_Dataset entries:_

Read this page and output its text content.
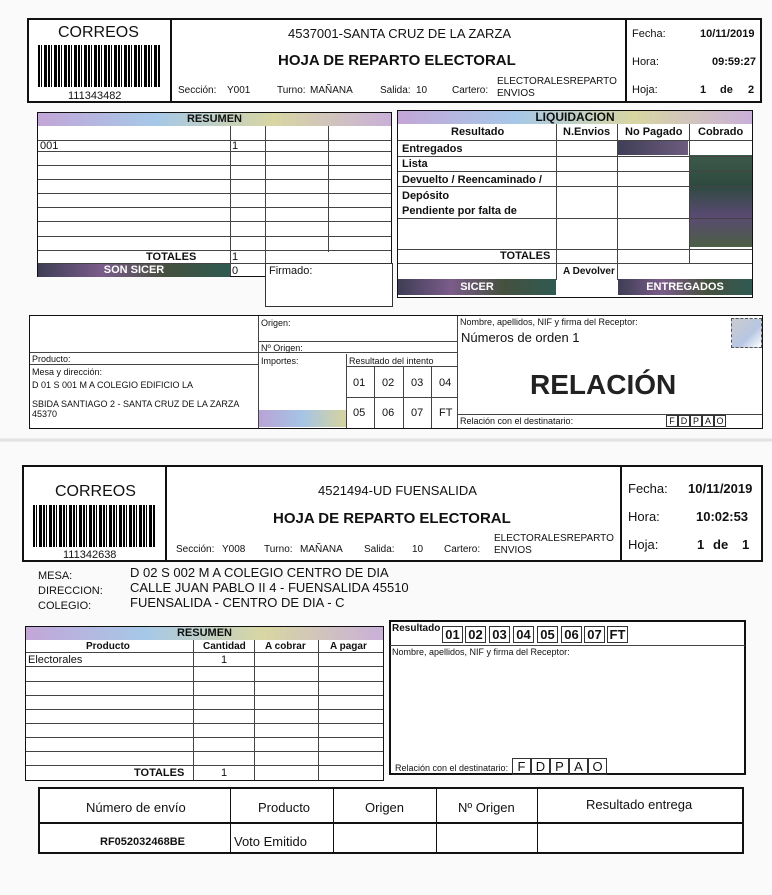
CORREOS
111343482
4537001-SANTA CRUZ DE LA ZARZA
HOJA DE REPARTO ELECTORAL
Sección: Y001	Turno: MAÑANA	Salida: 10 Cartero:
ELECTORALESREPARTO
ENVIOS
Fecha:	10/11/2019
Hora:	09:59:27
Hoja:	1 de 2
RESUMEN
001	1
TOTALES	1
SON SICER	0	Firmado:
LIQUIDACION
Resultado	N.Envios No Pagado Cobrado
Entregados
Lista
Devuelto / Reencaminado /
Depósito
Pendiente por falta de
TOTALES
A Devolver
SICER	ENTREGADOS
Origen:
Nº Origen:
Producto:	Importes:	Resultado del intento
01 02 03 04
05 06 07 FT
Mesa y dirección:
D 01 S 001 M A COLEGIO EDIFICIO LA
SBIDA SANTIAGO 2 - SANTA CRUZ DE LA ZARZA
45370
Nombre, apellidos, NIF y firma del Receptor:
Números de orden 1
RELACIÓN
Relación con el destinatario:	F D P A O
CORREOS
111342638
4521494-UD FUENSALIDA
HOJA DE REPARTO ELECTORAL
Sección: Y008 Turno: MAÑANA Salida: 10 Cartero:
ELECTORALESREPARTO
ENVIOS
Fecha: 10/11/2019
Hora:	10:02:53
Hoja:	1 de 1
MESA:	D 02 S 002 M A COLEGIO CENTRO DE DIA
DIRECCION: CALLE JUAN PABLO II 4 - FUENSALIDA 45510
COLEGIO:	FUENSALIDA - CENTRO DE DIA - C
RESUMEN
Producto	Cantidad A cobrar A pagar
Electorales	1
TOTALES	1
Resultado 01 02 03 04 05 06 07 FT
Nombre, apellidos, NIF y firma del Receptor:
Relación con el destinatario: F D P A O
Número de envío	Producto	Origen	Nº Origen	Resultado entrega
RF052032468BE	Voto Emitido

...

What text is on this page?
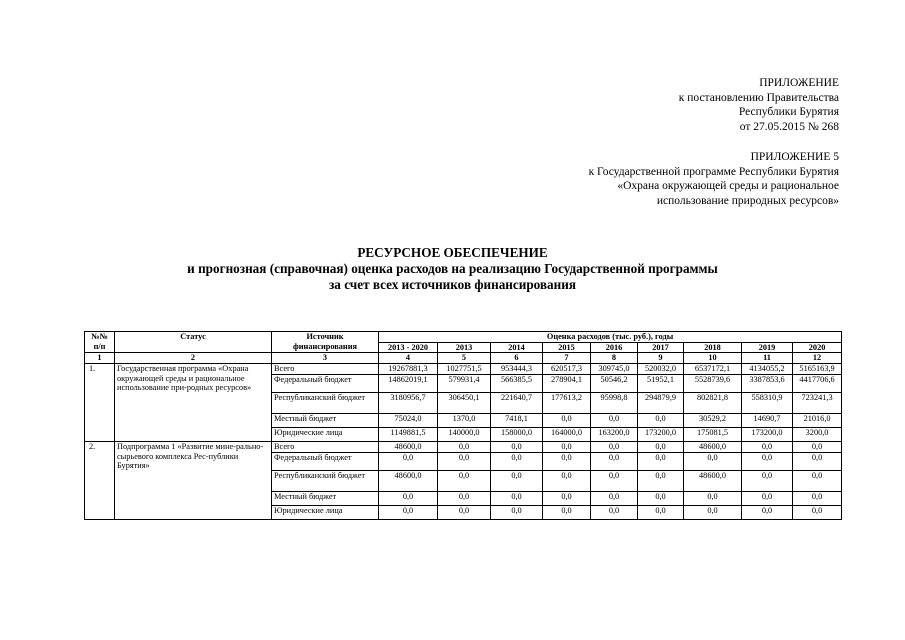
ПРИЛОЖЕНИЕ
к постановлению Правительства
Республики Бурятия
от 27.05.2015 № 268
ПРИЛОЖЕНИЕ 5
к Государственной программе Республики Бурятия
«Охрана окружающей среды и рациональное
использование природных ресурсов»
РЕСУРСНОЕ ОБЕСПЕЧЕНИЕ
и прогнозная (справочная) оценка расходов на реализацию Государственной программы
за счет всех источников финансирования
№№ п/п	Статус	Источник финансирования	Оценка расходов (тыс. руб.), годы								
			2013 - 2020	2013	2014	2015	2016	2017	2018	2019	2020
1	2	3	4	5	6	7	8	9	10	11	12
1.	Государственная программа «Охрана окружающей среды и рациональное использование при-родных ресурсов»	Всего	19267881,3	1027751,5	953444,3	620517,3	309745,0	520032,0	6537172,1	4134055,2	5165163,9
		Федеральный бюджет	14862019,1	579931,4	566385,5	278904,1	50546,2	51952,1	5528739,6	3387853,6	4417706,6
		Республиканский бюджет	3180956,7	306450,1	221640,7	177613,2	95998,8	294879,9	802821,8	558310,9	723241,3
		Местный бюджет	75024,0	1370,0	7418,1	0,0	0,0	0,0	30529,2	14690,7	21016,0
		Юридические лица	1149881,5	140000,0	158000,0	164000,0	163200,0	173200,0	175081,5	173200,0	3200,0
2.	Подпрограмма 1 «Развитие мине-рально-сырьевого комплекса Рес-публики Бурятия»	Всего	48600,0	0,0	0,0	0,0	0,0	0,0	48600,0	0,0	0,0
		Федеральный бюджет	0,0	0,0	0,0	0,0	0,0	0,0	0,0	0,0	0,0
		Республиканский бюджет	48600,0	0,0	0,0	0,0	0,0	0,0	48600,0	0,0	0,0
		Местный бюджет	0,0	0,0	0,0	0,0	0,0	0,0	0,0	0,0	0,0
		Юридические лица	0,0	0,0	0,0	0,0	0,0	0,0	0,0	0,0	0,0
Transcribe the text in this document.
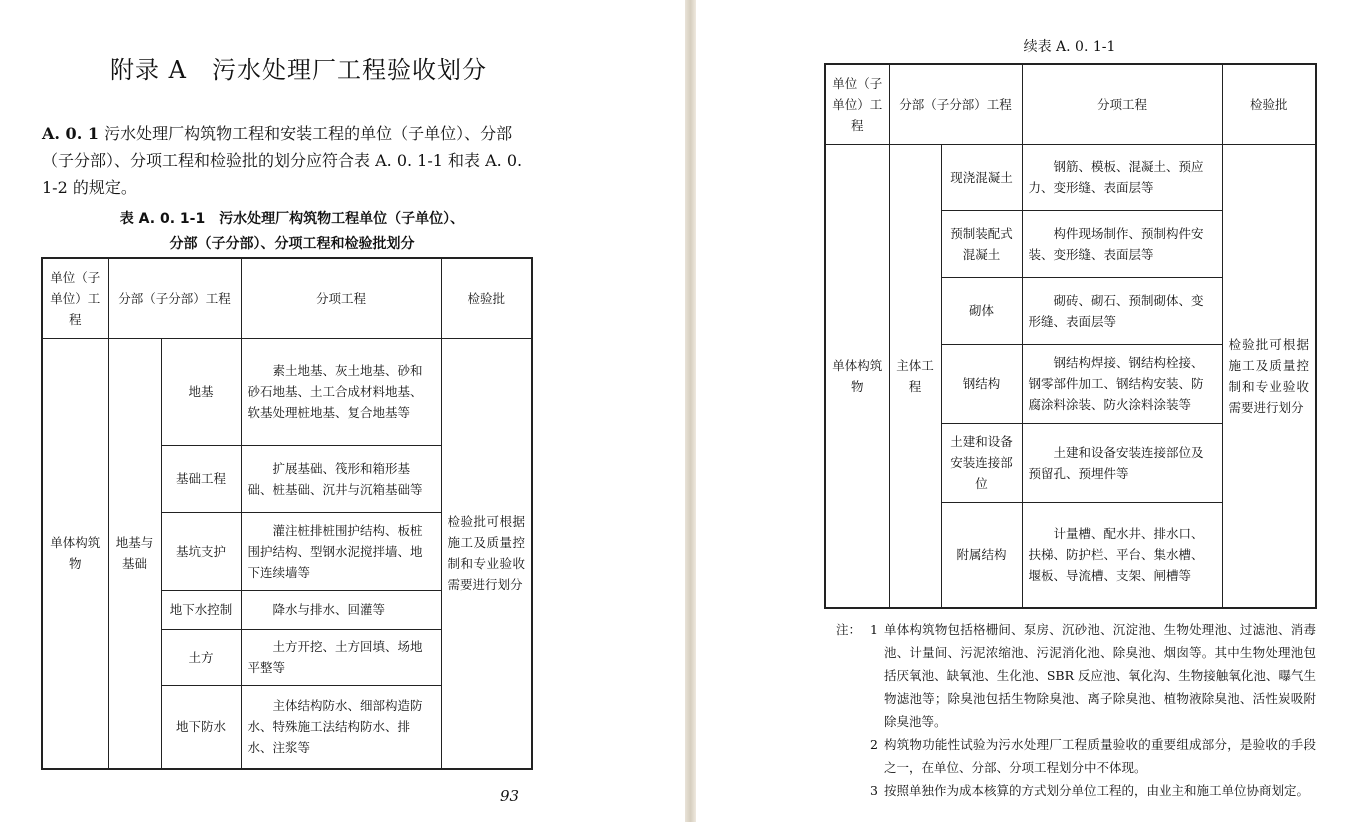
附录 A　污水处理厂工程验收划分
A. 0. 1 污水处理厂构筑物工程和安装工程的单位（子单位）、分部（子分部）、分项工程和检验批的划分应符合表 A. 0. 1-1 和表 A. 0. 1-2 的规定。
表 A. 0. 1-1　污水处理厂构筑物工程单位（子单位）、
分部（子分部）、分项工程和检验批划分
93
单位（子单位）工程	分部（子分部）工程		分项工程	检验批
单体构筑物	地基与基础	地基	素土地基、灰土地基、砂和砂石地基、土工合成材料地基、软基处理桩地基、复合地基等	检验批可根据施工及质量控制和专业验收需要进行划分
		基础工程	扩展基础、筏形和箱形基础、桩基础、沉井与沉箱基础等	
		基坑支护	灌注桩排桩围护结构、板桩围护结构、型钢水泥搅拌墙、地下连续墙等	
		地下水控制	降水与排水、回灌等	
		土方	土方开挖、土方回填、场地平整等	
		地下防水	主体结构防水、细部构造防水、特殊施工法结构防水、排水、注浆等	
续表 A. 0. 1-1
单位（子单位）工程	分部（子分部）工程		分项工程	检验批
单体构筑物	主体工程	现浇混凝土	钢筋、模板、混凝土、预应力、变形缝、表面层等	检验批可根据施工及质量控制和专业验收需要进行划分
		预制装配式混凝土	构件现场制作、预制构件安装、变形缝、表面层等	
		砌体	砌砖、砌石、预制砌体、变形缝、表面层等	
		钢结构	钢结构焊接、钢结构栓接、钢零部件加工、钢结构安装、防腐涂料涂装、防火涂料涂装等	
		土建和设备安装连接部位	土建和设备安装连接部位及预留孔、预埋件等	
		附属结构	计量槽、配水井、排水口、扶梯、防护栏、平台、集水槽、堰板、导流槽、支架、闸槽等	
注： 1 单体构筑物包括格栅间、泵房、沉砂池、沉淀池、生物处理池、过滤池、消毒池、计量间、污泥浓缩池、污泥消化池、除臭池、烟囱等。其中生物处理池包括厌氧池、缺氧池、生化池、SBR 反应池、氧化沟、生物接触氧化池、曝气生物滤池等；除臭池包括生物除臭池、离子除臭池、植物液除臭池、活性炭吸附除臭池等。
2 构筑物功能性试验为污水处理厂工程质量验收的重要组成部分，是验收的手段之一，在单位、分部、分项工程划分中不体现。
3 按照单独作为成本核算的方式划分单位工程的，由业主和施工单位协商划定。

==

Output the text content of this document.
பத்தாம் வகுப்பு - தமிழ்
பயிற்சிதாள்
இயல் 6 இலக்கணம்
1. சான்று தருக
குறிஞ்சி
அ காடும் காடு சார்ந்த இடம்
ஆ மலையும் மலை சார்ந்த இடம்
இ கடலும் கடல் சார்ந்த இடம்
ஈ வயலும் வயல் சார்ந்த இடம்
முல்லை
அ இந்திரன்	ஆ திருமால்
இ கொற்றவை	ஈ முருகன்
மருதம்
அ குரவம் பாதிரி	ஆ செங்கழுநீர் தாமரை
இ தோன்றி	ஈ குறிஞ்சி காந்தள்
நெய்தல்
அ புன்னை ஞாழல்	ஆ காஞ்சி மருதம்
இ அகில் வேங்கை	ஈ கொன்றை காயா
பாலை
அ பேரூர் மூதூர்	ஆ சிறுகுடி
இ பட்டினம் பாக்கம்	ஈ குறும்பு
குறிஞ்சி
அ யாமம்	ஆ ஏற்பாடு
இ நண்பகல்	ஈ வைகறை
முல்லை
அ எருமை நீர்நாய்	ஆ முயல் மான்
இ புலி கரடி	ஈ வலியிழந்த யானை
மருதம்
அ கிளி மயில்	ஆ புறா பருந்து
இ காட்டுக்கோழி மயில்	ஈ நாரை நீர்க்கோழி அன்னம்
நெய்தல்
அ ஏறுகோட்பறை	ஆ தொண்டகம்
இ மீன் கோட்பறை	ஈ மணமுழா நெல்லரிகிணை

_Task goal:_
Copy each line of the data above that holds "text".

_Expected answer:_
Read this page and output its text content.
What text is on this page?
Transcribe the text in this document.
Output the text content of this document.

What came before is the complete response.